'''

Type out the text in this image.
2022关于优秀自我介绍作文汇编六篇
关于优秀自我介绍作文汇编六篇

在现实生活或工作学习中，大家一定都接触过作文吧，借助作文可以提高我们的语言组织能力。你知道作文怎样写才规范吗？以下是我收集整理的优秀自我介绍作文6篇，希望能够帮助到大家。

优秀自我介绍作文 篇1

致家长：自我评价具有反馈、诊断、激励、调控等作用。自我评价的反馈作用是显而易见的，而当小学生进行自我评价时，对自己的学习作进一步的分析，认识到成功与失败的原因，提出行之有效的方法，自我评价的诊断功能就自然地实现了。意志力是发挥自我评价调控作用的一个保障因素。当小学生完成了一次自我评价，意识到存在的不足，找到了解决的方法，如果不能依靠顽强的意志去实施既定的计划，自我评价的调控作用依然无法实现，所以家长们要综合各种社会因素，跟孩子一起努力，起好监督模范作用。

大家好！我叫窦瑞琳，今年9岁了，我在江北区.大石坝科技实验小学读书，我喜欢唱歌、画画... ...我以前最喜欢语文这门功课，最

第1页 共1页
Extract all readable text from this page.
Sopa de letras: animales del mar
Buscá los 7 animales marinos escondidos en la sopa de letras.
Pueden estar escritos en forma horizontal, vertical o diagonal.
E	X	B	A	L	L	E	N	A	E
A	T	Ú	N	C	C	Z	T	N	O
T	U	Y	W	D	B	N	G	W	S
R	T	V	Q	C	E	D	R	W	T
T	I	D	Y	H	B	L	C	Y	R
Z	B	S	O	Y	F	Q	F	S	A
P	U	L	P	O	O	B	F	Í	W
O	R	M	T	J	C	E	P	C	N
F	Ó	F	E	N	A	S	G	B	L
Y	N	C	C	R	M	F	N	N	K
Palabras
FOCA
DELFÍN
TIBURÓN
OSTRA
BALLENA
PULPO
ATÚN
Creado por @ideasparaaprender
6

'''

Stated problem:
Repeat the entries exactly, all of them.

Finished exercise:
Type out the text in this image.
2022关于优秀自我介绍作文汇编六篇
关于优秀自我介绍作文汇编六篇

在现实生活或工作学习中，大家一定都接触过作文吧，借助作文可以提高我们的语言组织能力。你知道作文怎样写才规范吗？以下是我收集整理的优秀自我介绍作文6篇，希望能够帮助到大家。

优秀自我介绍作文 篇1

致家长：自我评价具有反馈、诊断、激励、调控等作用。自我评价的反馈作用是显而易见的，而当小学生进行自我评价时，对自己的学习作进一步的分析，认识到成功与失败的原因，提出行之有效的方法，自我评价的诊断功能就自然地实现了。意志力是发挥自我评价调控作用的一个保障因素。当小学生完成了一次自我评价，意识到存在的不足，找到了解决的方法，如果不能依靠顽强的意志去实施既定的计划，自我评价的调控作用依然无法实现，所以家长们要综合各种社会因素，跟孩子一起努力，起好监督模范作用。

大家好！我叫窦瑞琳，今年9岁了，我在江北区.大石坝科技实验小学读书，我喜欢唱歌、画画... ...我以前最喜欢语文这门功课，最

第1页 共1页
Extract all readable text from this page.
Sopa de letras: animales del mar
Buscá los 7 animales marinos escondidos en la sopa de letras.
Pueden estar escritos en forma horizontal, vertical o diagonal.
E	X	B	A	L	L	E	N	A	E
A	T	Ú	N	C	C	Z	T	N	O
T	U	Y	W	D	B	N	G	W	S
R	T	V	Q	C	E	D	R	W	T
T	I	D	Y	H	B	L	C	Y	R
Z	B	S	O	Y	F	Q	F	S	A
P	U	L	P	O	O	B	F	Í	W
O	R	M	T	J	C	E	P	C	N
F	Ó	F	E	N	A	S	G	B	L
Y	N	C	C	R	M	F	N	N	K
Palabras
FOCA
DELFÍN
TIBURÓN
OSTRA
BALLENA
PULPO
ATÚN
Creado por @ideasparaaprender
6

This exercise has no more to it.